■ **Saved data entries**
※ ※ ※
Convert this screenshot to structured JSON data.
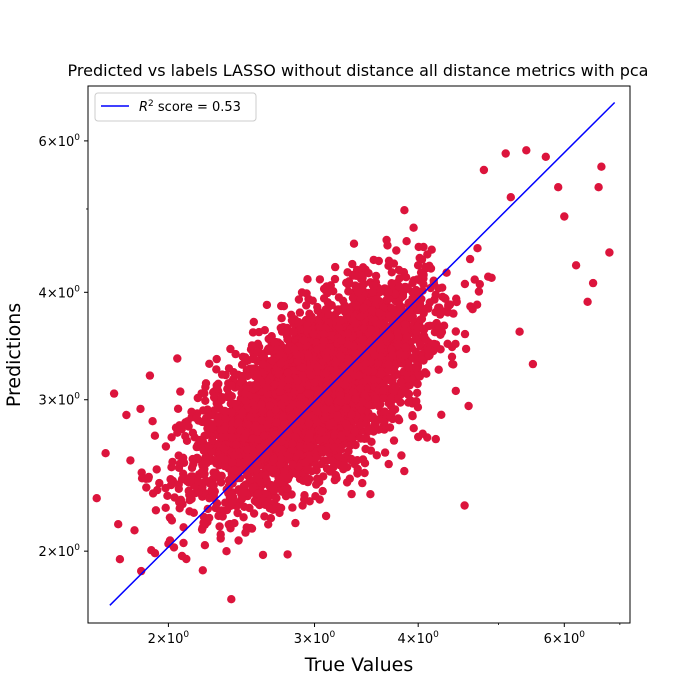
{
  "chart_data": {
    "type": "scatter",
    "title": "Predicted vs labels LASSO without distance all distance metrics with pca",
    "xlabel": "True Values",
    "ylabel": "Predictions",
    "xscale": "log",
    "yscale": "log",
    "xlim": [
      1.6,
      7.2
    ],
    "ylim": [
      1.65,
      6.95
    ],
    "grid": false,
    "x_ticks": [
      {
        "value": 2,
        "label_base": "2×10",
        "label_exp": "0"
      },
      {
        "value": 3,
        "label_base": "3×10",
        "label_exp": "0"
      },
      {
        "value": 4,
        "label_base": "4×10",
        "label_exp": "0"
      },
      {
        "value": 6,
        "label_base": "6×10",
        "label_exp": "0"
      }
    ],
    "y_ticks": [
      {
        "value": 2,
        "label_base": "2×10",
        "label_exp": "0"
      },
      {
        "value": 3,
        "label_base": "3×10",
        "label_exp": "0"
      },
      {
        "value": 4,
        "label_base": "4×10",
        "label_exp": "0"
      },
      {
        "value": 6,
        "label_base": "6×10",
        "label_exp": "0"
      }
    ],
    "x_minor_ticks": [
      5,
      7
    ],
    "y_minor_ticks": [
      5
    ],
    "legend": {
      "placement": "upper-left",
      "entries": [
        {
          "label_prefix": "R",
          "label_sup": "2",
          "label_suffix": " score = 0.53",
          "color": "#0000ff"
        }
      ]
    },
    "series": [
      {
        "kind": "scatter",
        "color": "#dc143c",
        "approx_points": 5000,
        "center_log": [
          1.1,
          1.12
        ],
        "spread_log": [
          0.15,
          0.12
        ]
      },
      {
        "kind": "line",
        "color": "#0000ff",
        "x": [
          1.7,
          6.9
        ],
        "y": [
          1.73,
          6.65
        ]
      }
    ],
    "outliers": [
      {
        "x": 1.68,
        "y": 2.6
      },
      {
        "x": 1.72,
        "y": 3.05
      },
      {
        "x": 1.74,
        "y": 2.15
      },
      {
        "x": 1.78,
        "y": 2.88
      },
      {
        "x": 1.8,
        "y": 2.55
      },
      {
        "x": 1.9,
        "y": 3.2
      },
      {
        "x": 1.95,
        "y": 2.4
      },
      {
        "x": 2.0,
        "y": 2.04
      },
      {
        "x": 2.05,
        "y": 3.35
      },
      {
        "x": 2.2,
        "y": 1.9
      },
      {
        "x": 2.35,
        "y": 2.0
      },
      {
        "x": 2.6,
        "y": 1.98
      },
      {
        "x": 3.95,
        "y": 2.78
      },
      {
        "x": 4.2,
        "y": 2.7
      },
      {
        "x": 4.55,
        "y": 2.26
      },
      {
        "x": 4.6,
        "y": 2.95
      },
      {
        "x": 5.3,
        "y": 3.6
      },
      {
        "x": 5.5,
        "y": 3.3
      },
      {
        "x": 6.0,
        "y": 4.9
      },
      {
        "x": 6.2,
        "y": 4.3
      },
      {
        "x": 6.4,
        "y": 3.9
      },
      {
        "x": 6.5,
        "y": 4.1
      },
      {
        "x": 6.6,
        "y": 5.3
      },
      {
        "x": 6.65,
        "y": 5.6
      },
      {
        "x": 6.8,
        "y": 4.45
      },
      {
        "x": 5.1,
        "y": 5.8
      },
      {
        "x": 5.4,
        "y": 5.85
      },
      {
        "x": 5.7,
        "y": 5.75
      },
      {
        "x": 4.8,
        "y": 5.55
      },
      {
        "x": 5.9,
        "y": 5.3
      }
    ]
  }
}
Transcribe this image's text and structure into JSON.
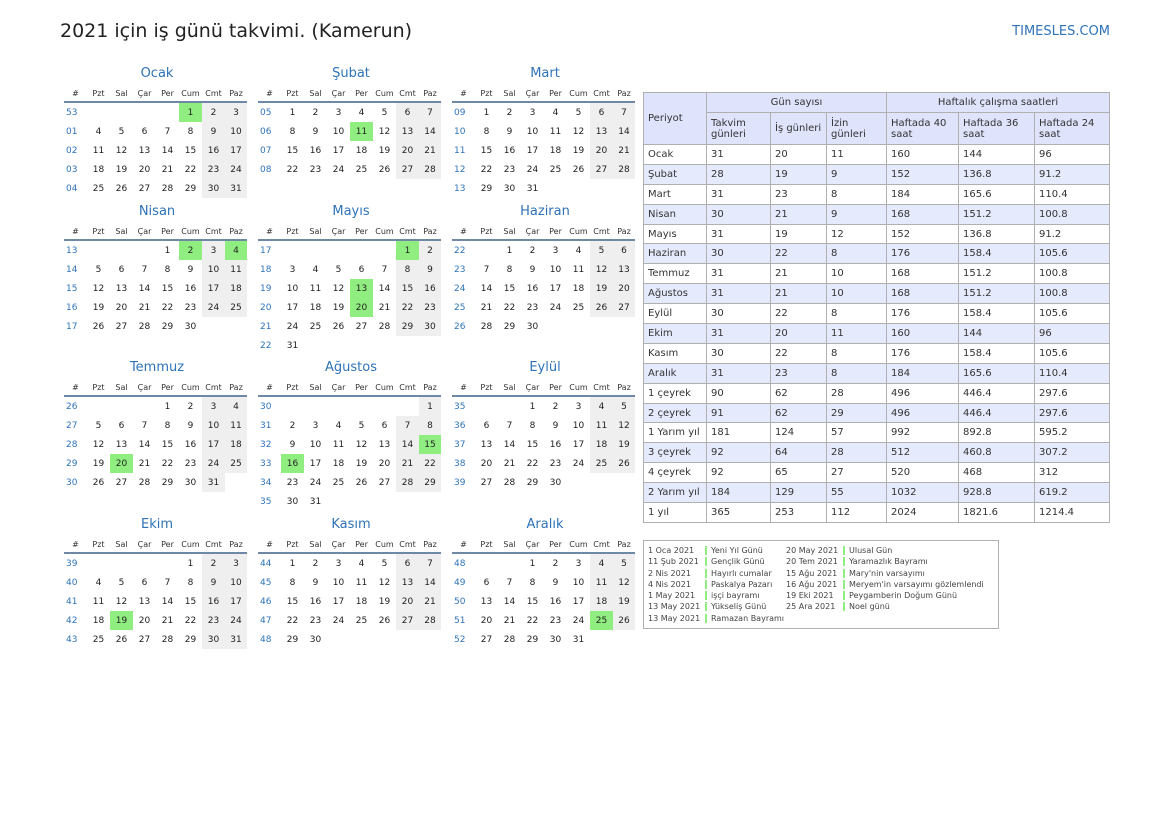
※ ※ ※
■ **What you have to do**
Omit the pictures, then output the rest of the listing exactly.

■ **Written answer**
Convert this screenshot to structured JSON data.
{
  "chart_data": {
    "type": "scatter",
    "title": "Predicted vs labels LASSO without distance all distance metrics with pca",
    "xlabel": "True Values",
    "ylabel": "Predictions",
    "xscale": "log",
    "yscale": "log",
    "xlim": [
      1.6,
      7.2
    ],
    "ylim": [
      1.65,
      6.95
    ],
    "grid": false,
    "x_ticks": [
      {
        "value": 2,
        "label_base": "2×10",
        "label_exp": "0"
      },
      {
        "value": 3,
        "label_base": "3×10",
        "label_exp": "0"
      },
      {
        "value": 4,
        "label_base": "4×10",
        "label_exp": "0"
      },
      {
        "value": 6,
        "label_base": "6×10",
        "label_exp": "0"
      }
    ],
    "y_ticks": [
      {
        "value": 2,
        "label_base": "2×10",
        "label_exp": "0"
      },
      {
        "value": 3,
        "label_base": "3×10",
        "label_exp": "0"
      },
      {
        "value": 4,
        "label_base": "4×10",
        "label_exp": "0"
      },
      {
        "value": 6,
        "label_base": "6×10",
        "label_exp": "0"
      }
    ],
    "x_minor_ticks": [
      5,
      7
    ],
    "y_minor_ticks": [
      5
    ],
    "legend": {
      "placement": "upper-left",
      "entries": [
        {
          "label_prefix": "R",
          "label_sup": "2",
          "label_suffix": " score = 0.53",
          "color": "#0000ff"
        }
      ]
    },
    "series": [
      {
        "kind": "scatter",
        "color": "#dc143c",
        "approx_points": 5000,
        "center_log": [
          1.1,
          1.12
        ],
        "spread_log": [
          0.15,
          0.12
        ]
      },
      {
        "kind": "line",
        "color": "#0000ff",
        "x": [
          1.7,
          6.9
        ],
        "y": [
          1.73,
          6.65
        ]
      }
    ],
    "outliers": [
      {
        "x": 1.68,
        "y": 2.6
      },
      {
        "x": 1.72,
        "y": 3.05
      },
      {
        "x": 1.74,
        "y": 2.15
      },
      {
        "x": 1.78,
        "y": 2.88
      },
      {
        "x": 1.8,
        "y": 2.55
      },
      {
        "x": 1.9,
        "y": 3.2
      },
      {
        "x": 1.95,
        "y": 2.4
      },
      {
        "x": 2.0,
        "y": 2.04
      },
      {
        "x": 2.05,
        "y": 3.35
      },
      {
        "x": 2.2,
        "y": 1.9
      },
      {
        "x": 2.35,
        "y": 2.0
      },
      {
        "x": 2.6,
        "y": 1.98
      },
      {
        "x": 3.95,
        "y": 2.78
      },
      {
        "x": 4.2,
        "y": 2.7
      },
      {
        "x": 4.55,
        "y": 2.26
      },
      {
        "x": 4.6,
        "y": 2.95
      },
      {
        "x": 5.3,
        "y": 3.6
      },
      {
        "x": 5.5,
        "y": 3.3
      },
      {
        "x": 6.0,
        "y": 4.9
      },
      {
        "x": 6.2,
        "y": 4.3
      },
      {
        "x": 6.4,
        "y": 3.9
      },
      {
        "x": 6.5,
        "y": 4.1
      },
      {
        "x": 6.6,
        "y": 5.3
      },
      {
        "x": 6.65,
        "y": 5.6
      },
      {
        "x": 6.8,
        "y": 4.45
      },
      {
        "x": 5.1,
        "y": 5.8
      },
      {
        "x": 5.4,
        "y": 5.85
      },
      {
        "x": 5.7,
        "y": 5.75
      },
      {
        "x": 4.8,
        "y": 5.55
      },
      {
        "x": 5.9,
        "y": 5.3
      }
    ]
  }
}
Transcribe this image's text and structure into JSON.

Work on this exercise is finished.